Task requirements >>
Look through the data below and work out how many lines contain the string "今日の混雑予想". Give the number alone.

Supplied data >>
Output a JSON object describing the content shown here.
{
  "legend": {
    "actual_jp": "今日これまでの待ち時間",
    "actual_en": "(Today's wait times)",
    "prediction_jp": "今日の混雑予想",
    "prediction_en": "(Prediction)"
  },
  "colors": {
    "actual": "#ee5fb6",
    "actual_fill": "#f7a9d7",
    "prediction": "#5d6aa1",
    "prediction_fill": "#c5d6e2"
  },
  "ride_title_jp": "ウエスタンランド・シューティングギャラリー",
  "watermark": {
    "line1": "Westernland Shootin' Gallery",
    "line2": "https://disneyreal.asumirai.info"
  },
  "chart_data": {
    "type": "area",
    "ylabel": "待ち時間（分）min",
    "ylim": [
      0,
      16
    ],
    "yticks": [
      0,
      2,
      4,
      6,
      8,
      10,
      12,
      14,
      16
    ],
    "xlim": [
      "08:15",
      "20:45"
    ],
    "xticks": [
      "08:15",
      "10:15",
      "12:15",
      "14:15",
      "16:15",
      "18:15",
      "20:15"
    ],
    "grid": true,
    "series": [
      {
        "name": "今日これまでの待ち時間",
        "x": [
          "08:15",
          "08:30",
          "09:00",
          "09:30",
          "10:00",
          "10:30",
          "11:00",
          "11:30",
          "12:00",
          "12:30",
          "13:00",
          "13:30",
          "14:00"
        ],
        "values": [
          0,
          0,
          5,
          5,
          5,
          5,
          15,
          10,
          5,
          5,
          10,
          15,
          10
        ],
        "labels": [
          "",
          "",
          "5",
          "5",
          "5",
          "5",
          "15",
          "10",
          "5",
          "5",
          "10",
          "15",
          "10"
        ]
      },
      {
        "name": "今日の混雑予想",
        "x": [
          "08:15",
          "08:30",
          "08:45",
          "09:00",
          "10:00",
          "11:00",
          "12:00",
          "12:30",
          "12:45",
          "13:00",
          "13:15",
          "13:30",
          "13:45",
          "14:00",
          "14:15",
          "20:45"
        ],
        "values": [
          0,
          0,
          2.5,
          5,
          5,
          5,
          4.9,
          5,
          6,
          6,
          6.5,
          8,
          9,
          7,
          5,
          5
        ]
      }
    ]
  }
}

Solution to this task >>
2